(EXTRACTED TEXT Opens)
Dynamic modules are loaded with require("...").

  • Type information is resolved at compile time from embedded zynx.meta.v1 metadata.
  • Runtime module and symbol loading is lazy and cached.
  • Load failures and symbol-resolution failures use normal Zynx try / catch flow.
  • The recommended surface is the named-handle form.
const math = try require("plugins/libmath.so");
let sum = try math.add(10, 10);

require is a reserved builtin. It cannot be shadowed by a local binding or function.

Compile-Time Contract

require is intentionally strict:

  • The argument must be a string literal.
  • The literal must end in a shared-library suffix: .so, .dylib, or .dll.
  • The shared library must be available at compile time so the compiler can read its metadata.
  • The library must contain embedded zynx.meta.v1 metadata.
  • The embedded metadata must pass schema, target, and ABI validation.

Zynx no longer falls back to sibling .zxh files for require(); the metadata must be embedded into the shared library itself.

Note: .dll suffixes are accepted by the compile-time contract, but runtime .dll loading is not implemented yet.

Basic Use

The documented v1 contract is a named handle:

const math = try require("plugins/libmath.so");
let x = try math.add(1, 2);
let answer = try math.ANSWER;

Chained access is also supported:

let x = require("plugins/libmath.so").add(1, 2) catch 0;

What You Can Export

Dynamic modules currently support:

  • Exported functions
  • Exported globals, read lazily and read-only

Dynamic modules do not currently support consuming exported types as dynamic values or type names. For example, these are rejected:

  • exported struct, enum, interface, or type declarations in type position
  • struct literal construction through a dynamic handle
  • generic callable exports

If you want to expose a type-backed API dynamically, export concrete wrapper functions instead.
(EXTRACTED TEXT Closes)
• [ACTIVITY LIST]
a - Answer these from the text on Zynx dynamic modules:
(i) Which shared-library suffixes does require accept?
(ii) What must the argument to require be?
(iii) How are exported globals read?
b - From the text on Zynx dynamic modules, pull out word for word the part that opens with the words containing "What You Can" and closes with "wrapper functions instead.".
The records have nothing to do with the text on Zynx dynamic modules.
(GIVEN ENTRIES Opens)
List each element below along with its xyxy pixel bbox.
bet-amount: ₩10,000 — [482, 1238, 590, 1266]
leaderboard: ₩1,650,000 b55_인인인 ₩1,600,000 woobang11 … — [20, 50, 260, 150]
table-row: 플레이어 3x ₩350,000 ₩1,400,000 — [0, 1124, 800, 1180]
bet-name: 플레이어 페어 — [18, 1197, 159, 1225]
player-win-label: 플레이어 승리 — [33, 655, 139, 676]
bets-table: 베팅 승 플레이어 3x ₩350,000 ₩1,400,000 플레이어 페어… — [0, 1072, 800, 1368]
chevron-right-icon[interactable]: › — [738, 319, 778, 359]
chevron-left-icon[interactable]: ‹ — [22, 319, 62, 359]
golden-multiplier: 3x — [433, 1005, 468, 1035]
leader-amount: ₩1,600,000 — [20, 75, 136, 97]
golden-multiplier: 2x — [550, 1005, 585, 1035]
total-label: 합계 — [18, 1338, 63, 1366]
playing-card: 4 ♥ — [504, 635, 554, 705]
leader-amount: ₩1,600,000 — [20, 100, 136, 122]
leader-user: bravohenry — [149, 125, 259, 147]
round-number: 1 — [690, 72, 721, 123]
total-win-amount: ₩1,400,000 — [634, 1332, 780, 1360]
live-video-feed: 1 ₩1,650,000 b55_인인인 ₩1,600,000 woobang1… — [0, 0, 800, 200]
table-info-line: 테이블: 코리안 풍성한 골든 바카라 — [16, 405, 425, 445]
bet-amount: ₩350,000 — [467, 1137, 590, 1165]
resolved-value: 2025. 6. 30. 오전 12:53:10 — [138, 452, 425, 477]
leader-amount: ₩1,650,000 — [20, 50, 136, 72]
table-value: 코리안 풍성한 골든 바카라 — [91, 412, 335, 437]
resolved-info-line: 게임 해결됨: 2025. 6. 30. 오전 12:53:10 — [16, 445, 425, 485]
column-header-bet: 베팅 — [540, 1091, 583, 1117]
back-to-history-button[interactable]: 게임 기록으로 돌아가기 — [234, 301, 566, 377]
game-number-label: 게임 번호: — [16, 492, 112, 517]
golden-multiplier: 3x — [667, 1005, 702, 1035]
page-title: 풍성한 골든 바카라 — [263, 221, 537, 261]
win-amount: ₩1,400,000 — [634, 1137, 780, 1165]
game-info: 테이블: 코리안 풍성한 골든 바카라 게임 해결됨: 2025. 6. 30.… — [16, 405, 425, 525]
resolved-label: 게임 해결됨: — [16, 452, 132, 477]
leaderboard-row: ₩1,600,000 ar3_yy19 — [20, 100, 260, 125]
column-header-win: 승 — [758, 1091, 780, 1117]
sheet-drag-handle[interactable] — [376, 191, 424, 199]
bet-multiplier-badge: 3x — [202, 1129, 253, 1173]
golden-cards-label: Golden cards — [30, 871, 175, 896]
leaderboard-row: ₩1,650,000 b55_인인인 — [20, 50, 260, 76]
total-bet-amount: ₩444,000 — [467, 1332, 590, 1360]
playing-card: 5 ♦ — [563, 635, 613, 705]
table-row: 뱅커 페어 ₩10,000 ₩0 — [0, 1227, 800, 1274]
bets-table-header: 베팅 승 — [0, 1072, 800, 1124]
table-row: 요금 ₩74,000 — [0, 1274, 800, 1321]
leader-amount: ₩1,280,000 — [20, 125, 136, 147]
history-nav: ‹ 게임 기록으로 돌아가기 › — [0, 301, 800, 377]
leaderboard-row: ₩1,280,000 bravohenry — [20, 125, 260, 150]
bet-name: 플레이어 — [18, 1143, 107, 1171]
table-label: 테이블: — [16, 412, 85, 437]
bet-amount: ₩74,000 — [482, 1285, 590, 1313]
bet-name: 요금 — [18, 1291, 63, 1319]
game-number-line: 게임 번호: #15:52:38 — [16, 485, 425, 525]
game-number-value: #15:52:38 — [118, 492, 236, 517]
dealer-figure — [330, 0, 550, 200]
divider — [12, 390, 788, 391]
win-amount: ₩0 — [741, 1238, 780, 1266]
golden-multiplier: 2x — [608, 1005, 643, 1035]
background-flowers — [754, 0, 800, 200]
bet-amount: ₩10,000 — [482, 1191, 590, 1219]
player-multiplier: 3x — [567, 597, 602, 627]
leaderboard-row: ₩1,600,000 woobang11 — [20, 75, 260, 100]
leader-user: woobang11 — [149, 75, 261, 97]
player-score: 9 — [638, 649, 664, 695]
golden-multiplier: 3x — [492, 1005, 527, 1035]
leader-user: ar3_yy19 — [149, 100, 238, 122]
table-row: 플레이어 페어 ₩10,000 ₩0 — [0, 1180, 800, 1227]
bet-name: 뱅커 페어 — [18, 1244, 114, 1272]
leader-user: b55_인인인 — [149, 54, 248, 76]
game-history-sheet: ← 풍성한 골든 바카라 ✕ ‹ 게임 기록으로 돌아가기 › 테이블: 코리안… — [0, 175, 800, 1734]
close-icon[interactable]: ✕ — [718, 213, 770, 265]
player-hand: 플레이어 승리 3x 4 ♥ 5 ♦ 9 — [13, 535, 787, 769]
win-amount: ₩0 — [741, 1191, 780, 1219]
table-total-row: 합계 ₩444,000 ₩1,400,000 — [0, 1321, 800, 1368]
(GIVEN ENTRIES Closes)
• [RESULTS OF THE TASKS]
a -
(i) .so, .dylib, and .dll
(ii) A string literal
(iii) Lazily and read-only

b -
What You Can Export

Dynamic modules currently support:

  • Exported functions
  • Exported globals, read lazily and read-only

Dynamic modules do not currently support consuming exported types as dynamic values or type names. For example, these are rejected:

  • exported struct, enum, interface, or type declarations in type position
  • struct literal construction through a dynamic handle
  • generic callable exports

If you want to expose a type-backed API dynamically, export concrete wrapper functions instead.